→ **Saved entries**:
══════════════════════════════

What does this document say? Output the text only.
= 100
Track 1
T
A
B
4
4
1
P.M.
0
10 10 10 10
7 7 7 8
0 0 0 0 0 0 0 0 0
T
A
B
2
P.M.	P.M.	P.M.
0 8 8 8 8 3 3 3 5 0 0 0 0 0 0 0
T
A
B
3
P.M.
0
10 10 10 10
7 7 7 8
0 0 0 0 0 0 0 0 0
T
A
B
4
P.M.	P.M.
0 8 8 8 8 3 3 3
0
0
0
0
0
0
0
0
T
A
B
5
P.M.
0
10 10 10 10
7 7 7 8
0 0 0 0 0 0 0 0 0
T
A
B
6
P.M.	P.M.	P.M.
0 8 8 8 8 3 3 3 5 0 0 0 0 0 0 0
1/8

══════════════════════════════

→ **TASK DIRECTIONS**: Reproduce all of the records exactly.

→ **OUTPUT OF THE EXERCISE**:
What does this document say? Output the text only.
= 100
Track 1
T
A
B
4
4
1
P.M.
0
10 10 10 10
7 7 7 8
0 0 0 0 0 0 0 0 0
T
A
B
2
P.M.	P.M.	P.M.
0 8 8 8 8 3 3 3 5 0 0 0 0 0 0 0
T
A
B
3
P.M.
0
10 10 10 10
7 7 7 8
0 0 0 0 0 0 0 0 0
T
A
B
4
P.M.	P.M.
0 8 8 8 8 3 3 3
0
0
0
0
0
0
0
0
T
A
B
5
P.M.
0
10 10 10 10
7 7 7 8
0 0 0 0 0 0 0 0 0
T
A
B
6
P.M.	P.M.	P.M.
0 8 8 8 8 3 3 3 5 0 0 0 0 0 0 0
1/8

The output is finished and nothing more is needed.